EXERCISE OBJECTIVE: Output all entries verbatim. Skip pictures.

Source records:
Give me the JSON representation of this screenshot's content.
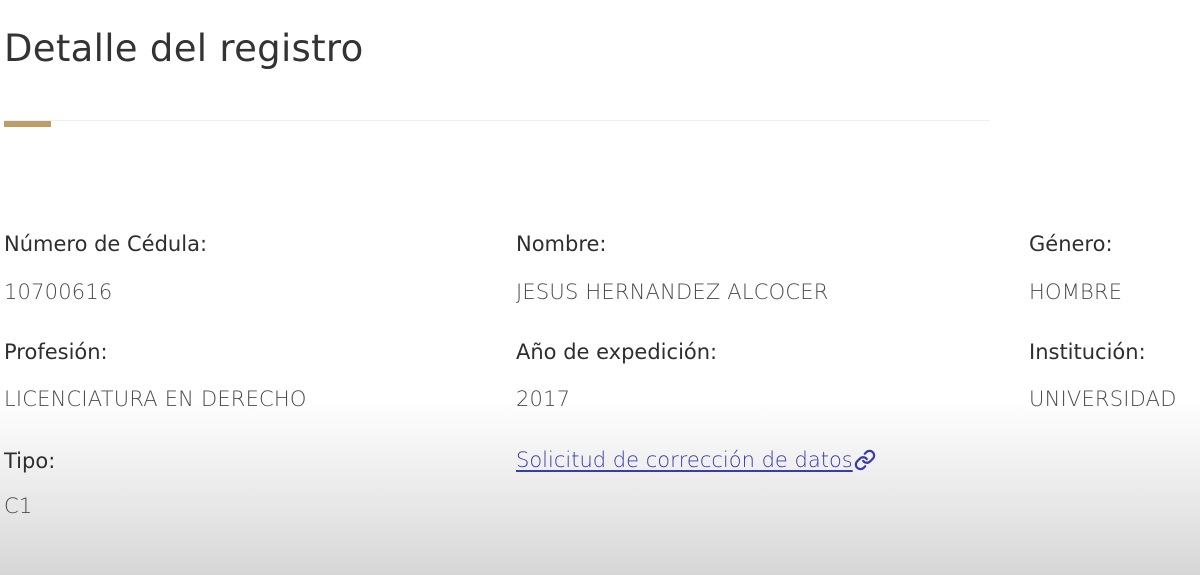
{
  "page": {
    "title": "Detalle del registro"
  },
  "colors": {
    "accent": "#bc9f68",
    "link": "#3a3aa8"
  },
  "fields": {
    "cedula": {
      "label": "Número de Cédula:",
      "value": "10700616"
    },
    "nombre": {
      "label": "Nombre:",
      "value": "JESUS HERNANDEZ ALCOCER"
    },
    "genero": {
      "label": "Género:",
      "value": "HOMBRE"
    },
    "profesion": {
      "label": "Profesión:",
      "value": "LICENCIATURA EN DERECHO"
    },
    "anio": {
      "label": "Año de expedición:",
      "value": "2017"
    },
    "institucion": {
      "label": "Institución:",
      "value": "UNIVERSIDAD"
    },
    "tipo": {
      "label": "Tipo:",
      "value": "C1"
    }
  },
  "links": {
    "correction": {
      "label": "Solicitud de corrección de datos",
      "icon": "link-icon"
    }
  }
}
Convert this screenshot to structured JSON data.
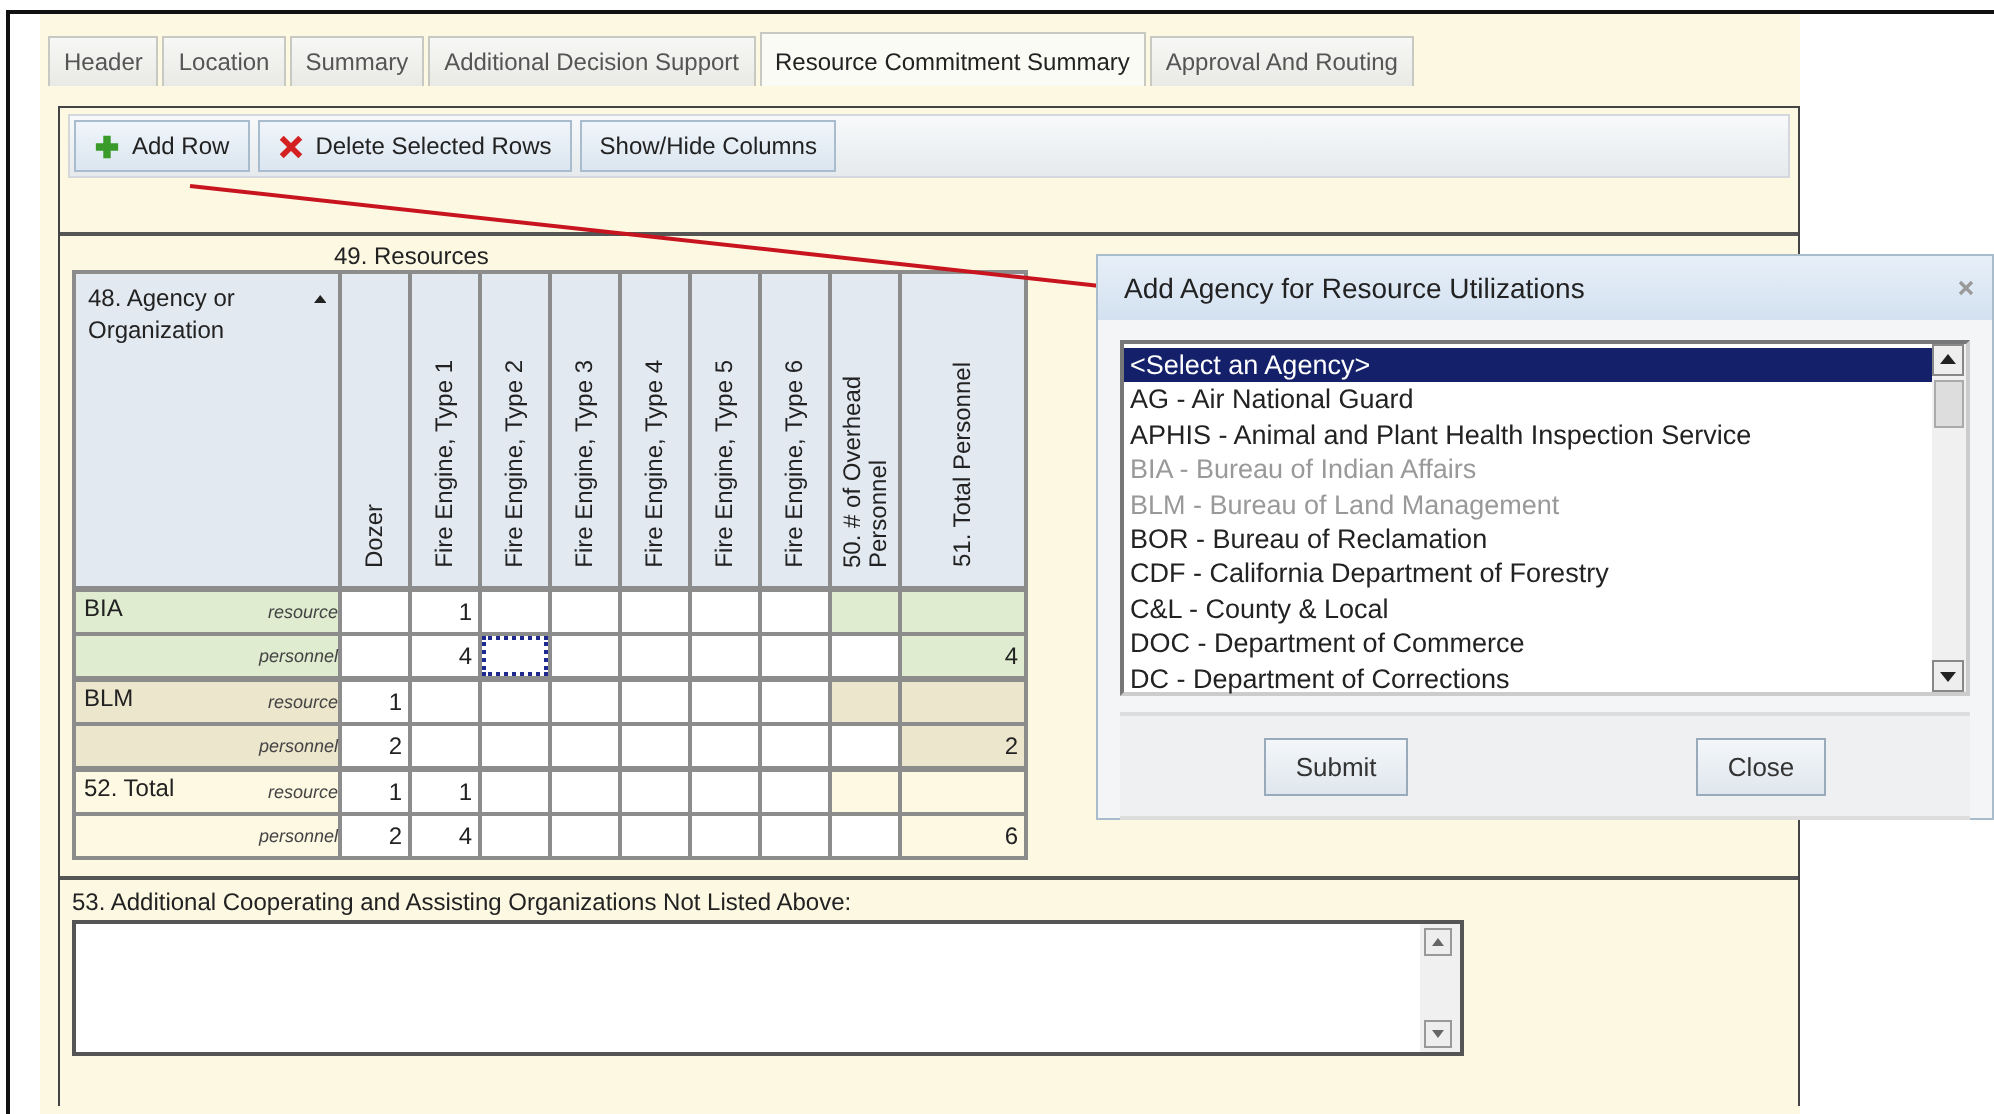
{
  "tabs": [
    {
      "label": "Header",
      "selected": false
    },
    {
      "label": "Location",
      "selected": false
    },
    {
      "label": "Summary",
      "selected": false
    },
    {
      "label": "Additional Decision Support",
      "selected": false
    },
    {
      "label": "Resource Commitment Summary",
      "selected": true
    },
    {
      "label": "Approval And Routing",
      "selected": false
    }
  ],
  "toolbar": [
    {
      "label": "Add Row",
      "kind": "add"
    },
    {
      "label": "Delete Selected Rows",
      "kind": "delete"
    },
    {
      "label": "Show/Hide Columns",
      "kind": "columns"
    }
  ],
  "resources_table": {
    "group_label": "49. Resources",
    "agency_header": "48. Agency or Organization",
    "columns": [
      {
        "label": "Dozer",
        "kind": "input"
      },
      {
        "label": "Fire Engine, Type 1",
        "kind": "input"
      },
      {
        "label": "Fire Engine, Type 2",
        "kind": "input"
      },
      {
        "label": "Fire Engine, Type 3",
        "kind": "input"
      },
      {
        "label": "Fire Engine, Type 4",
        "kind": "input"
      },
      {
        "label": "Fire Engine, Type 5",
        "kind": "input"
      },
      {
        "label": "Fire Engine, Type 6",
        "kind": "input"
      },
      {
        "label": "50. # of Overhead Personnel",
        "kind": "overhead"
      },
      {
        "label": "51. Total Personnel",
        "kind": "total"
      }
    ],
    "groups": [
      {
        "agency": "BIA",
        "color": "#dfecd0",
        "rows": [
          {
            "label": "resource",
            "kind": "resource",
            "cells": [
              {
                "focused": false
              },
              {
                "v": "1",
                "focused": false
              },
              {
                "focused": false
              },
              {
                "focused": false
              },
              {
                "focused": false
              },
              {
                "focused": false
              },
              {
                "focused": false
              },
              {
                "focused": false
              },
              {
                "focused": false
              }
            ]
          },
          {
            "label": "personnel",
            "kind": "personnel",
            "cells": [
              {
                "focused": false
              },
              {
                "v": "4",
                "focused": false
              },
              {
                "focused": true
              },
              {
                "focused": false
              },
              {
                "focused": false
              },
              {
                "focused": false
              },
              {
                "focused": false
              },
              {
                "focused": false
              },
              {
                "v": "4",
                "focused": false
              }
            ]
          }
        ]
      },
      {
        "agency": "BLM",
        "color": "#ece6cc",
        "rows": [
          {
            "label": "resource",
            "kind": "resource",
            "cells": [
              {
                "v": "1",
                "focused": false
              },
              {
                "focused": false
              },
              {
                "focused": false
              },
              {
                "focused": false
              },
              {
                "focused": false
              },
              {
                "focused": false
              },
              {
                "focused": false
              },
              {
                "focused": false
              },
              {
                "focused": false
              }
            ]
          },
          {
            "label": "personnel",
            "kind": "personnel",
            "cells": [
              {
                "v": "2",
                "focused": false
              },
              {
                "focused": false
              },
              {
                "focused": false
              },
              {
                "focused": false
              },
              {
                "focused": false
              },
              {
                "focused": false
              },
              {
                "focused": false
              },
              {
                "focused": false
              },
              {
                "v": "2",
                "focused": false
              }
            ]
          }
        ]
      },
      {
        "agency": "52. Total",
        "color": "#fdf9e3",
        "rows": [
          {
            "label": "resource",
            "kind": "resource",
            "cells": [
              {
                "v": "1",
                "focused": false
              },
              {
                "v": "1",
                "focused": false
              },
              {
                "focused": false
              },
              {
                "focused": false
              },
              {
                "focused": false
              },
              {
                "focused": false
              },
              {
                "focused": false
              },
              {
                "focused": false
              },
              {
                "focused": false
              }
            ]
          },
          {
            "label": "personnel",
            "kind": "personnel",
            "cells": [
              {
                "v": "2",
                "focused": false
              },
              {
                "v": "4",
                "focused": false
              },
              {
                "focused": false
              },
              {
                "focused": false
              },
              {
                "focused": false
              },
              {
                "focused": false
              },
              {
                "focused": false
              },
              {
                "focused": false
              },
              {
                "v": "6",
                "focused": false
              }
            ]
          }
        ]
      }
    ]
  },
  "additional_orgs": {
    "label": "53. Additional Cooperating and Assisting Organizations Not Listed Above:"
  },
  "dialog": {
    "title": "Add Agency for Resource Utilizations",
    "options": [
      {
        "label": "<Select an Agency>",
        "selected": true,
        "disabled": false
      },
      {
        "label": "AG - Air National Guard",
        "selected": false,
        "disabled": false
      },
      {
        "label": "APHIS - Animal and Plant Health Inspection Service",
        "selected": false,
        "disabled": false
      },
      {
        "label": "BIA - Bureau of Indian Affairs",
        "selected": false,
        "disabled": true
      },
      {
        "label": "BLM - Bureau of Land Management",
        "selected": false,
        "disabled": true
      },
      {
        "label": "BOR - Bureau of Reclamation",
        "selected": false,
        "disabled": false
      },
      {
        "label": "CDF - California Department of Forestry",
        "selected": false,
        "disabled": false
      },
      {
        "label": "C&L - County & Local",
        "selected": false,
        "disabled": false
      },
      {
        "label": "DOC - Department of Commerce",
        "selected": false,
        "disabled": false
      },
      {
        "label": "DC - Department of Corrections",
        "selected": false,
        "disabled": false
      }
    ],
    "buttons": [
      "Submit",
      "Close"
    ]
  }
}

ANSWER TO THIS TASK:
Give me the JSON representation of this screenshot's content.
{
  "page": {
    "title": "Detalle del registro"
  },
  "colors": {
    "accent": "#bc9f68",
    "link": "#3a3aa8"
  },
  "fields": {
    "cedula": {
      "label": "Número de Cédula:",
      "value": "10700616"
    },
    "nombre": {
      "label": "Nombre:",
      "value": "JESUS HERNANDEZ ALCOCER"
    },
    "genero": {
      "label": "Género:",
      "value": "HOMBRE"
    },
    "profesion": {
      "label": "Profesión:",
      "value": "LICENCIATURA EN DERECHO"
    },
    "anio": {
      "label": "Año de expedición:",
      "value": "2017"
    },
    "institucion": {
      "label": "Institución:",
      "value": "UNIVERSIDAD"
    },
    "tipo": {
      "label": "Tipo:",
      "value": "C1"
    }
  },
  "links": {
    "correction": {
      "label": "Solicitud de corrección de datos",
      "icon": "link-icon"
    }
  }
}
Convert this screenshot to structured JSON data.
{
  "tabs": [
    {
      "label": "Header",
      "selected": false
    },
    {
      "label": "Location",
      "selected": false
    },
    {
      "label": "Summary",
      "selected": false
    },
    {
      "label": "Additional Decision Support",
      "selected": false
    },
    {
      "label": "Resource Commitment Summary",
      "selected": true
    },
    {
      "label": "Approval And Routing",
      "selected": false
    }
  ],
  "toolbar": [
    {
      "label": "Add Row",
      "kind": "add"
    },
    {
      "label": "Delete Selected Rows",
      "kind": "delete"
    },
    {
      "label": "Show/Hide Columns",
      "kind": "columns"
    }
  ],
  "resources_table": {
    "group_label": "49. Resources",
    "agency_header": "48. Agency or Organization",
    "columns": [
      {
        "label": "Dozer",
        "kind": "input"
      },
      {
        "label": "Fire Engine, Type 1",
        "kind": "input"
      },
      {
        "label": "Fire Engine, Type 2",
        "kind": "input"
      },
      {
        "label": "Fire Engine, Type 3",
        "kind": "input"
      },
      {
        "label": "Fire Engine, Type 4",
        "kind": "input"
      },
      {
        "label": "Fire Engine, Type 5",
        "kind": "input"
      },
      {
        "label": "Fire Engine, Type 6",
        "kind": "input"
      },
      {
        "label": "50. # of Overhead Personnel",
        "kind": "overhead"
      },
      {
        "label": "51. Total Personnel",
        "kind": "total"
      }
    ],
    "groups": [
      {
        "agency": "BIA",
        "color": "#dfecd0",
        "rows": [
          {
            "label": "resource",
            "kind": "resource",
            "cells": [
              {
                "focused": false
              },
              {
                "v": "1",
                "focused": false
              },
              {
                "focused": false
              },
              {
                "focused": false
              },
              {
                "focused": false
              },
              {
                "focused": false
              },
              {
                "focused": false
              },
              {
                "focused": false
              },
              {
                "focused": false
              }
            ]
          },
          {
            "label": "personnel",
            "kind": "personnel",
            "cells": [
              {
                "focused": false
              },
              {
                "v": "4",
                "focused": false
              },
              {
                "focused": true
              },
              {
                "focused": false
              },
              {
                "focused": false
              },
              {
                "focused": false
              },
              {
                "focused": false
              },
              {
                "focused": false
              },
              {
                "v": "4",
                "focused": false
              }
            ]
          }
        ]
      },
      {
        "agency": "BLM",
        "color": "#ece6cc",
        "rows": [
          {
            "label": "resource",
            "kind": "resource",
            "cells": [
              {
                "v": "1",
                "focused": false
              },
              {
                "focused": false
              },
              {
                "focused": false
              },
              {
                "focused": false
              },
              {
                "focused": false
              },
              {
                "focused": false
              },
              {
                "focused": false
              },
              {
                "focused": false
              },
              {
                "focused": false
              }
            ]
          },
          {
            "label": "personnel",
            "kind": "personnel",
            "cells": [
              {
                "v": "2",
                "focused": false
              },
              {
                "focused": false
              },
              {
                "focused": false
              },
              {
                "focused": false
              },
              {
                "focused": false
              },
              {
                "focused": false
              },
              {
                "focused": false
              },
              {
                "focused": false
              },
              {
                "v": "2",
                "focused": false
              }
            ]
          }
        ]
      },
      {
        "agency": "52. Total",
        "color": "#fdf9e3",
        "rows": [
          {
            "label": "resource",
            "kind": "resource",
            "cells": [
              {
                "v": "1",
                "focused": false
              },
              {
                "v": "1",
                "focused": false
              },
              {
                "focused": false
              },
              {
                "focused": false
              },
              {
                "focused": false
              },
              {
                "focused": false
              },
              {
                "focused": false
              },
              {
                "focused": false
              },
              {
                "focused": false
              }
            ]
          },
          {
            "label": "personnel",
            "kind": "personnel",
            "cells": [
              {
                "v": "2",
                "focused": false
              },
              {
                "v": "4",
                "focused": false
              },
              {
                "focused": false
              },
              {
                "focused": false
              },
              {
                "focused": false
              },
              {
                "focused": false
              },
              {
                "focused": false
              },
              {
                "focused": false
              },
              {
                "v": "6",
                "focused": false
              }
            ]
          }
        ]
      }
    ]
  },
  "additional_orgs": {
    "label": "53. Additional Cooperating and Assisting Organizations Not Listed Above:"
  },
  "dialog": {
    "title": "Add Agency for Resource Utilizations",
    "options": [
      {
        "label": "<Select an Agency>",
        "selected": true,
        "disabled": false
      },
      {
        "label": "AG - Air National Guard",
        "selected": false,
        "disabled": false
      },
      {
        "label": "APHIS - Animal and Plant Health Inspection Service",
        "selected": false,
        "disabled": false
      },
      {
        "label": "BIA - Bureau of Indian Affairs",
        "selected": false,
        "disabled": true
      },
      {
        "label": "BLM - Bureau of Land Management",
        "selected": false,
        "disabled": true
      },
      {
        "label": "BOR - Bureau of Reclamation",
        "selected": false,
        "disabled": false
      },
      {
        "label": "CDF - California Department of Forestry",
        "selected": false,
        "disabled": false
      },
      {
        "label": "C&L - County & Local",
        "selected": false,
        "disabled": false
      },
      {
        "label": "DOC - Department of Commerce",
        "selected": false,
        "disabled": false
      },
      {
        "label": "DC - Department of Corrections",
        "selected": false,
        "disabled": false
      }
    ],
    "buttons": [
      "Submit",
      "Close"
    ]
  }
}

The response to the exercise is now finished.